▶ **EXERCISE GOAL**
Copy every one of the lines below word for word, in the same order.

Records from a data source
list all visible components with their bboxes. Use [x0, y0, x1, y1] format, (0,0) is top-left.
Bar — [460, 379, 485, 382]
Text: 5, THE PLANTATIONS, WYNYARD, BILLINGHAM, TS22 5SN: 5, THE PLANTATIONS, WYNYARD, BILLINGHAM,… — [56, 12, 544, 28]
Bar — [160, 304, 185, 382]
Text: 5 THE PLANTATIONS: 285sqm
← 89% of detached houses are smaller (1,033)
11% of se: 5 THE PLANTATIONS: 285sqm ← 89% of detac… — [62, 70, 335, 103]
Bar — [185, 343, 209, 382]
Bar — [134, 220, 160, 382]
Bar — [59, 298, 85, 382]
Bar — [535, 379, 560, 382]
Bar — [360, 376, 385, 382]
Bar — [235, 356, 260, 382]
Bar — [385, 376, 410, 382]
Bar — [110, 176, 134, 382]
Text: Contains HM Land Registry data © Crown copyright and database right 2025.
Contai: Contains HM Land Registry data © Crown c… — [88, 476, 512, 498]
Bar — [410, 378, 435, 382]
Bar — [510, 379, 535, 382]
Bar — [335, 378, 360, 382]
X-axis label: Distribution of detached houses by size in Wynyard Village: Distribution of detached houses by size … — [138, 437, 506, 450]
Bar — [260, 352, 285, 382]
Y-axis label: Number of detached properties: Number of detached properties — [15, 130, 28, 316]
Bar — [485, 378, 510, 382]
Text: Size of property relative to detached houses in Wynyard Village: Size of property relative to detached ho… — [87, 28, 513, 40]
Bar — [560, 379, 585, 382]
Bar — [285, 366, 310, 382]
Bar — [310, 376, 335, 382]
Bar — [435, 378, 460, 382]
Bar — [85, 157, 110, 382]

▶ **RESPONSE**
list all visible components with their bboxes. Use [x0, y0, x1, y1] format, (0,0) is top-left.
Bar — [460, 379, 485, 382]
Text: 5, THE PLANTATIONS, WYNYARD, BILLINGHAM, TS22 5SN: 5, THE PLANTATIONS, WYNYARD, BILLINGHAM,… — [56, 12, 544, 28]
Bar — [160, 304, 185, 382]
Text: 5 THE PLANTATIONS: 285sqm
← 89% of detached houses are smaller (1,033)
11% of se: 5 THE PLANTATIONS: 285sqm ← 89% of detac… — [62, 70, 335, 103]
Bar — [185, 343, 209, 382]
Bar — [134, 220, 160, 382]
Bar — [59, 298, 85, 382]
Bar — [535, 379, 560, 382]
Bar — [360, 376, 385, 382]
Bar — [235, 356, 260, 382]
Bar — [385, 376, 410, 382]
Bar — [110, 176, 134, 382]
Text: Contains HM Land Registry data © Crown copyright and database right 2025.
Contai: Contains HM Land Registry data © Crown c… — [88, 476, 512, 498]
Bar — [410, 378, 435, 382]
Bar — [510, 379, 535, 382]
Bar — [335, 378, 360, 382]
X-axis label: Distribution of detached houses by size in Wynyard Village: Distribution of detached houses by size … — [138, 437, 506, 450]
Bar — [260, 352, 285, 382]
Y-axis label: Number of detached properties: Number of detached properties — [15, 130, 28, 316]
Bar — [485, 378, 510, 382]
Text: Size of property relative to detached houses in Wynyard Village: Size of property relative to detached ho… — [87, 28, 513, 40]
Bar — [560, 379, 585, 382]
Bar — [285, 366, 310, 382]
Bar — [310, 376, 335, 382]
Bar — [435, 378, 460, 382]
Bar — [85, 157, 110, 382]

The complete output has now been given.